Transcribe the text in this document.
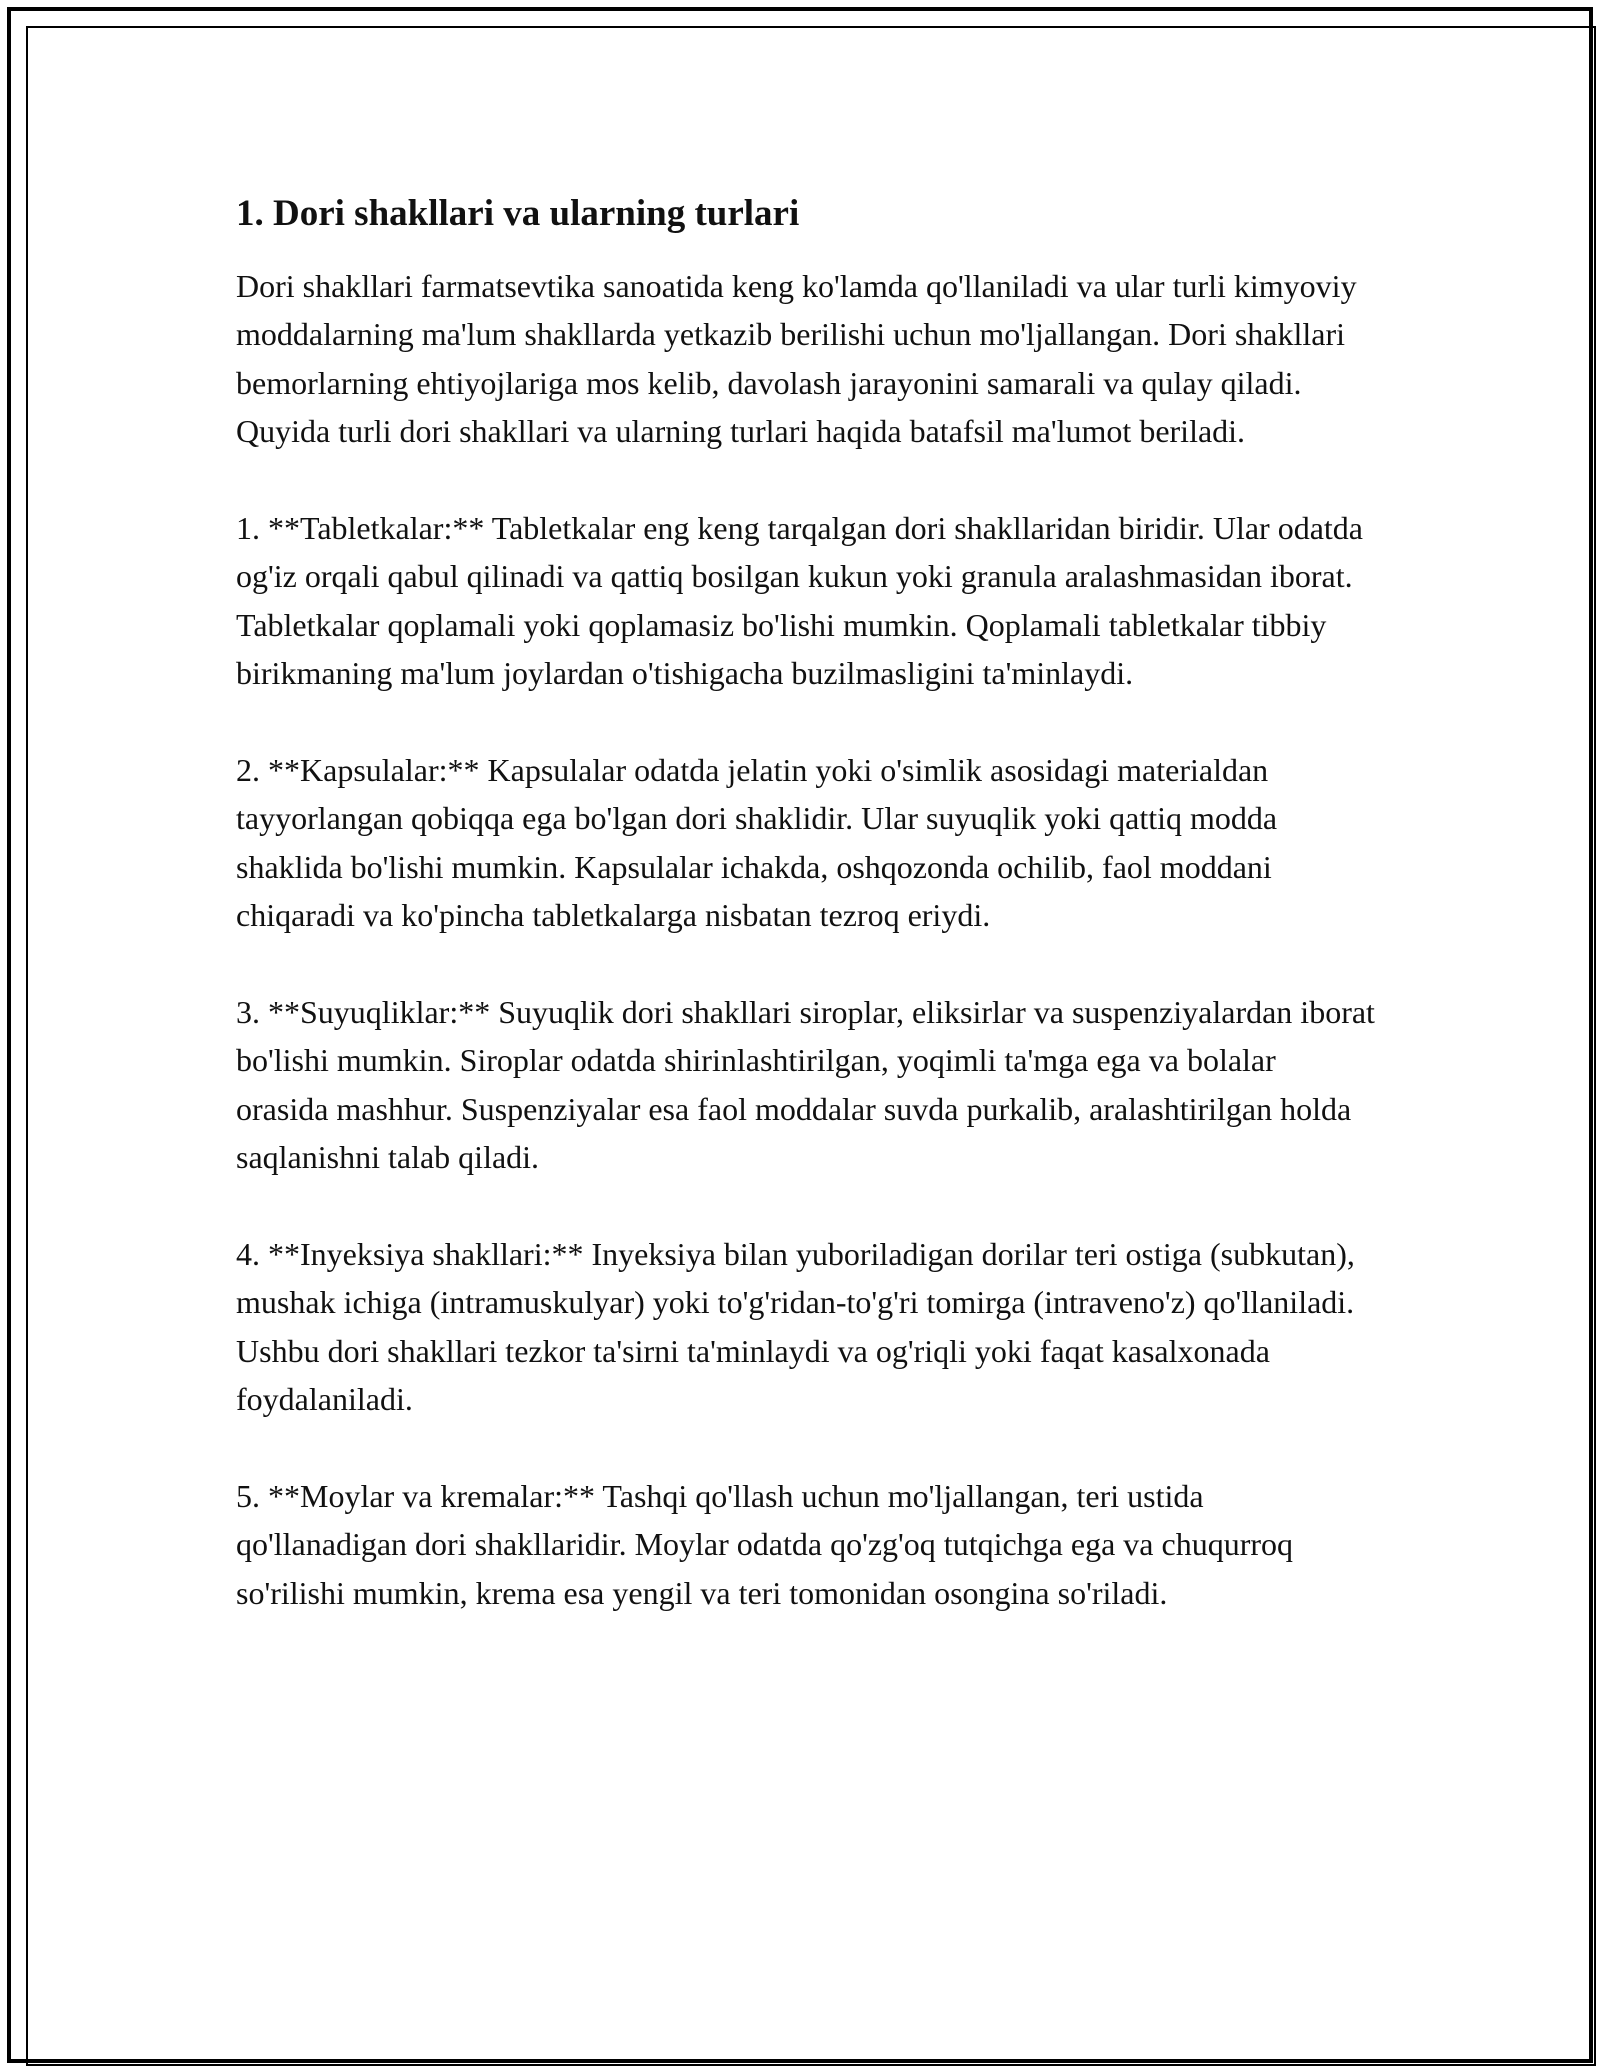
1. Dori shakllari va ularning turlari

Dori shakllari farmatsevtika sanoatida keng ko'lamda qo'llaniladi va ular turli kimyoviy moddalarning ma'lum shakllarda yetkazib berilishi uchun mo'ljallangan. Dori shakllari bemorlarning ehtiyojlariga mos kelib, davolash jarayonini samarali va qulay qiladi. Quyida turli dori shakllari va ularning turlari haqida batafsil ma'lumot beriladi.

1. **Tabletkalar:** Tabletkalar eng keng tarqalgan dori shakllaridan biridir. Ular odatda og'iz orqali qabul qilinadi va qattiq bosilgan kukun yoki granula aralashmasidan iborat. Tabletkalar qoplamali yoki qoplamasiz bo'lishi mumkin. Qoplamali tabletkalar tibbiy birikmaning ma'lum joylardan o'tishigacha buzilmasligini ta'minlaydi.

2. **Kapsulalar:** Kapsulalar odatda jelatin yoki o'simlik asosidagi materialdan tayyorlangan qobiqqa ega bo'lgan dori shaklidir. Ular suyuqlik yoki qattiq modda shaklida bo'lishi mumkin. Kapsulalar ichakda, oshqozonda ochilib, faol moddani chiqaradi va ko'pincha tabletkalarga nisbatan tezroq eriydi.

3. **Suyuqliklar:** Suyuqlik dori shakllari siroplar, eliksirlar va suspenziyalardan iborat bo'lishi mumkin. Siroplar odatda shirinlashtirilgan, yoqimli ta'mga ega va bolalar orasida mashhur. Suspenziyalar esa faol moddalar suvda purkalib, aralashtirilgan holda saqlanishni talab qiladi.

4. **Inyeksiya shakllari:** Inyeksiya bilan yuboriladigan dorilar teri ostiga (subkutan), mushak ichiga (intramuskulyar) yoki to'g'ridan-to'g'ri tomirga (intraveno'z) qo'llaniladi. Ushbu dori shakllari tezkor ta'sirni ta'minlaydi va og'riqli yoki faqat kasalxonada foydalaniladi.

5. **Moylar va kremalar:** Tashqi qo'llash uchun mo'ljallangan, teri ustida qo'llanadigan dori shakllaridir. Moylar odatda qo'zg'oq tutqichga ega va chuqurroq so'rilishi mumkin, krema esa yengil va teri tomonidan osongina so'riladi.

•••••

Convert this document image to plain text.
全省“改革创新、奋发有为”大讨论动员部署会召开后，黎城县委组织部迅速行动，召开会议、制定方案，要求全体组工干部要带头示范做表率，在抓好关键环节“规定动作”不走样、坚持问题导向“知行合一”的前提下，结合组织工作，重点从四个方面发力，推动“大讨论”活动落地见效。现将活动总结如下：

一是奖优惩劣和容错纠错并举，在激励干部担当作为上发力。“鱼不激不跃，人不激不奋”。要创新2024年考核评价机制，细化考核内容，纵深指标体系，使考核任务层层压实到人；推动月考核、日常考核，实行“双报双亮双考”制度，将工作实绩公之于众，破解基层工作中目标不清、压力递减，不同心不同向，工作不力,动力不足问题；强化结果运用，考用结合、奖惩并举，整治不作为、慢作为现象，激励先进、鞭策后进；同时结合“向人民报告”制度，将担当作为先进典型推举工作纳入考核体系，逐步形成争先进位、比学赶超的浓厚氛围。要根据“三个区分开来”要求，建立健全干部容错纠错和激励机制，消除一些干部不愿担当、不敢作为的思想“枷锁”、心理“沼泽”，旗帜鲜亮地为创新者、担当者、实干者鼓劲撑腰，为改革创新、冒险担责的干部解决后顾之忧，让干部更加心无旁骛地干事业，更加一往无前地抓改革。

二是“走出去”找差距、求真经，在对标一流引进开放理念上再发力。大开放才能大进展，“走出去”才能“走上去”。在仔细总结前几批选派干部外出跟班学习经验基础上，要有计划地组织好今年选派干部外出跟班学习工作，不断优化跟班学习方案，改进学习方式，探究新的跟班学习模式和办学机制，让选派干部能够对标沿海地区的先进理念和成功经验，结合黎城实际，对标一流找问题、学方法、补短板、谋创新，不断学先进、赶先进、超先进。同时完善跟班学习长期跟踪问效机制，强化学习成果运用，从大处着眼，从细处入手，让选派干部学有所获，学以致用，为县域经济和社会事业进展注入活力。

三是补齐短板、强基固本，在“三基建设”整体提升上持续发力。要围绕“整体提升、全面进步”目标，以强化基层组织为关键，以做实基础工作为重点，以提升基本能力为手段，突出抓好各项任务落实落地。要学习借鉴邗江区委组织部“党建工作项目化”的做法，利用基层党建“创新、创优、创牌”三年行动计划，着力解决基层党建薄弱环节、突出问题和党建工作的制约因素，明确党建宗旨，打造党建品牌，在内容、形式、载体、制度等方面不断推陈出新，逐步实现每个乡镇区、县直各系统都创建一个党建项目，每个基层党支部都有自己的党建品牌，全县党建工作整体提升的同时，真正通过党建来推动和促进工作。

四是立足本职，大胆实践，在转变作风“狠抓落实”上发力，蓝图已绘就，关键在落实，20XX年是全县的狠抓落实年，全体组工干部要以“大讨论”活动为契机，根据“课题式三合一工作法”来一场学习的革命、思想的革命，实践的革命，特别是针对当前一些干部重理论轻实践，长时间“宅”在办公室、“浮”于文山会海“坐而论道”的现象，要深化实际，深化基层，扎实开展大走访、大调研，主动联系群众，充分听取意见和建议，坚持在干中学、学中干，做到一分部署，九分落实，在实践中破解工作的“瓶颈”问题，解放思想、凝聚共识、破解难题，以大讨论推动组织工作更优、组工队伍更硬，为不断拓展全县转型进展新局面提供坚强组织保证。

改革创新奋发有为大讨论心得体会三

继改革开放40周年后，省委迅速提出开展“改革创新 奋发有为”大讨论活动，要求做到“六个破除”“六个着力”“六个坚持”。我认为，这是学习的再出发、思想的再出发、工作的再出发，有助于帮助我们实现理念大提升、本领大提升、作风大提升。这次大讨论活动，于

•••••

Request: Of the lines in this material, state how many hold the string "faol". Write no other words.

The solution: 2